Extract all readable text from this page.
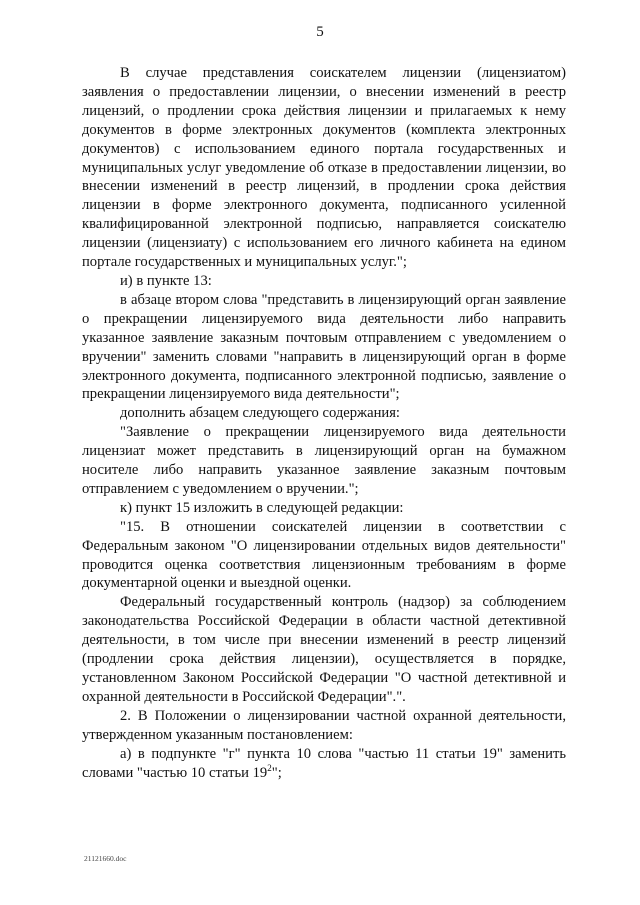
5

В случае представления соискателем лицензии (лицензиатом) заявления о предоставлении лицензии, о внесении изменений в реестр лицензий, о продлении срока действия лицензии и прилагаемых к нему документов в форме электронных документов (комплекта электронных документов) с использованием единого портала государственных и муниципальных услуг уведомление об отказе в предоставлении лицензии, во внесении изменений в реестр лицензий, в продлении срока действия лицензии в форме электронного документа, подписанного усиленной квалифицированной электронной подписью, направляется соискателю лицензии (лицензиату) с использованием его личного кабинета на едином портале государственных и муниципальных услуг.";

и) в пункте 13:

в абзаце втором слова "представить в лицензирующий орган заявление о прекращении лицензируемого вида деятельности либо направить указанное заявление заказным почтовым отправлением с уведомлением о вручении" заменить словами "направить в лицензирующий орган в форме электронного документа, подписанного электронной подписью, заявление о прекращении лицензируемого вида деятельности";

дополнить абзацем следующего содержания:

"Заявление о прекращении лицензируемого вида деятельности лицензиат может представить в лицензирующий орган на бумажном носителе либо направить указанное заявление заказным почтовым отправлением с уведомлением о вручении.";

к) пункт 15 изложить в следующей редакции:

"15. В отношении соискателей лицензии в соответствии с Федеральным законом "О лицензировании отдельных видов деятельности" проводится оценка соответствия лицензионным требованиям в форме документарной оценки и выездной оценки.

Федеральный государственный контроль (надзор) за соблюдением законодательства Российской Федерации в области частной детективной деятельности, в том числе при внесении изменений в реестр лицензий (продлении срока действия лицензии), осуществляется в порядке, установленном Законом Российской Федерации "О частной детективной и охранной деятельности в Российской Федерации".".

2. В Положении о лицензировании частной охранной деятельности, утвержденном указанным постановлением:

а) в подпункте "г" пункта 10 слова "частью 11 статьи 19" заменить словами "частью 10 статьи $19^2$";

21121660.doc
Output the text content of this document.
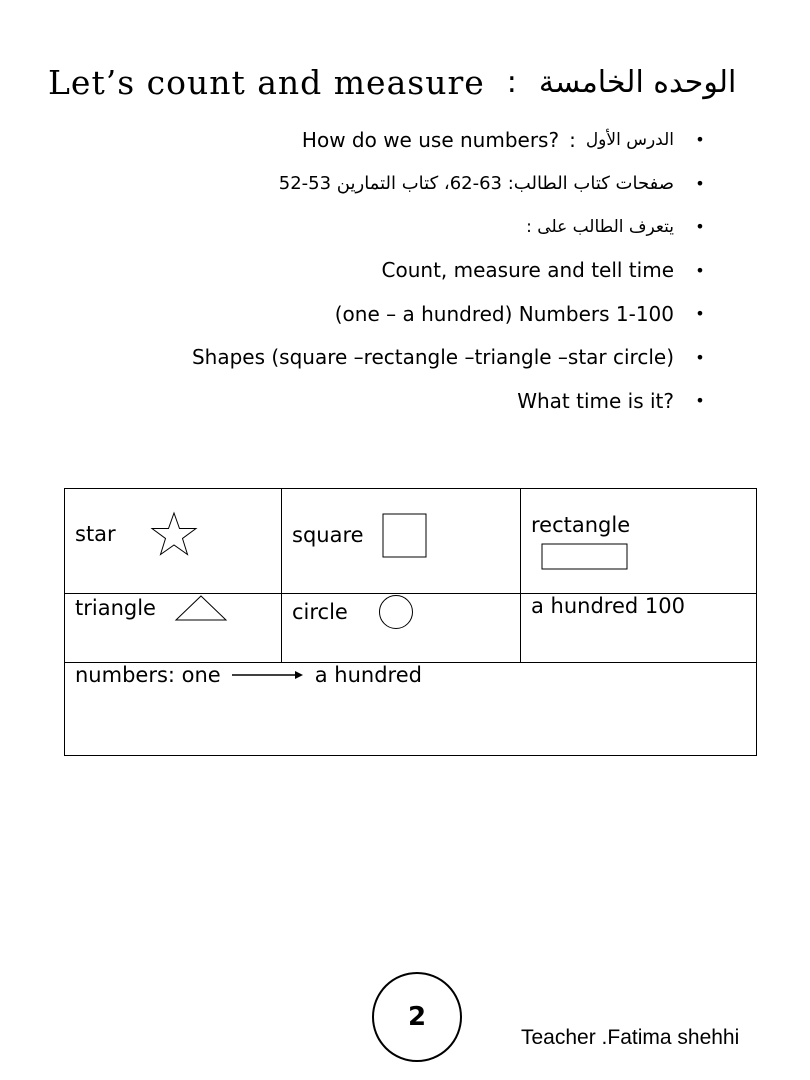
Let’s count and measure : الوحده الخامسة
How do we use numbers? : الدرس الأول	•
صفحات كتاب الطالب: 63-62، كتاب التمارين 53-52	•
يتعرف الطالب على :	•
Count, measure and tell time	•
(one – a hundred) Numbers 1-100	•
Shapes (square –rectangle –triangle –star circle)	•
What time is it?	•
star	square	rectangle

triangle	circle	a hundred 100

numbers: one a hundred		
2
Teacher .Fatima shehhi
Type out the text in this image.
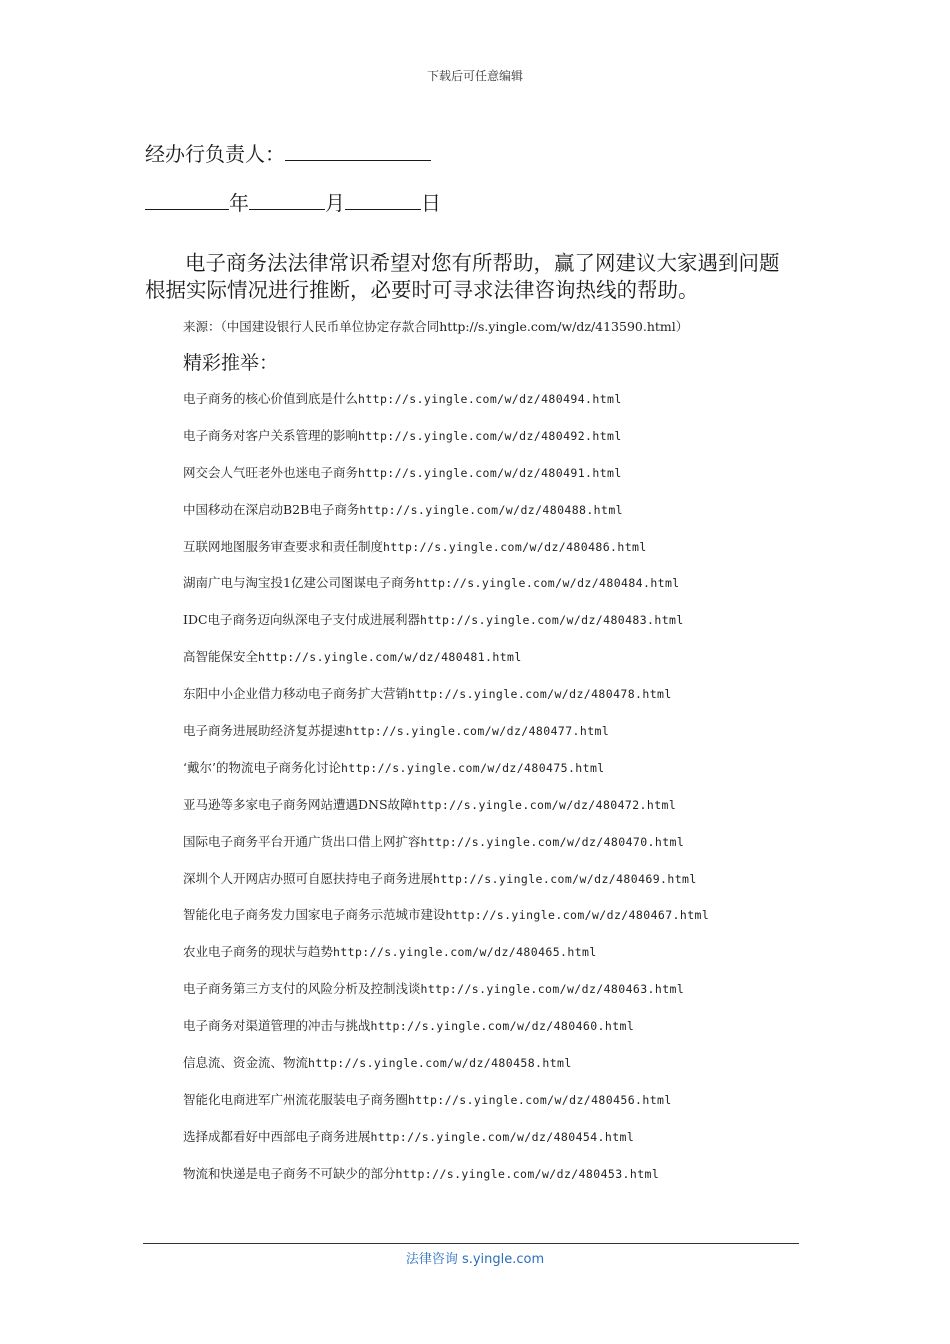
下载后可任意编辑
经办行负责人：
年	月	日
电子商务法法律常识希望对您有所帮助，赢了网建议大家遇到问题根据实际情况进行推断，必要时可寻求法律咨询热线的帮助。
来源：（中国建设银行人民币单位协定存款合同http://s.yingle.com/w/dz/413590.html）
精彩推举：
电子商务的核心价值到底是什么http://s.yingle.com/w/dz/480494.html
电子商务对客户关系管理的影响http://s.yingle.com/w/dz/480492.html
网交会人气旺老外也迷电子商务http://s.yingle.com/w/dz/480491.html
中国移动在深启动B2B电子商务http://s.yingle.com/w/dz/480488.html
互联网地图服务审查要求和责任制度http://s.yingle.com/w/dz/480486.html
湖南广电与淘宝投1亿建公司图谋电子商务http://s.yingle.com/w/dz/480484.html
IDC电子商务迈向纵深电子支付成进展利器http://s.yingle.com/w/dz/480483.html
高智能保安全http://s.yingle.com/w/dz/480481.html
东阳中小企业借力移动电子商务扩大营销http://s.yingle.com/w/dz/480478.html
电子商务进展助经济复苏提速http://s.yingle.com/w/dz/480477.html
‘戴尔’的物流电子商务化讨论http://s.yingle.com/w/dz/480475.html
亚马逊等多家电子商务网站遭遇DNS故障http://s.yingle.com/w/dz/480472.html
国际电子商务平台开通广货出口借上网扩容http://s.yingle.com/w/dz/480470.html
深圳个人开网店办照可自愿扶持电子商务进展http://s.yingle.com/w/dz/480469.html
智能化电子商务发力国家电子商务示范城市建设http://s.yingle.com/w/dz/480467.html
农业电子商务的现状与趋势http://s.yingle.com/w/dz/480465.html
电子商务第三方支付的风险分析及控制浅谈http://s.yingle.com/w/dz/480463.html
电子商务对渠道管理的冲击与挑战http://s.yingle.com/w/dz/480460.html
信息流、资金流、物流http://s.yingle.com/w/dz/480458.html
智能化电商进军广州流花服装电子商务圈http://s.yingle.com/w/dz/480456.html
选择成都看好中西部电子商务进展http://s.yingle.com/w/dz/480454.html
物流和快递是电子商务不可缺少的部分http://s.yingle.com/w/dz/480453.html
法律咨询 s.yingle.com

■ ■ ■

→ **What to do**
Give nothing but the number of lines containing the string "орган".

→ **Problem solution**
2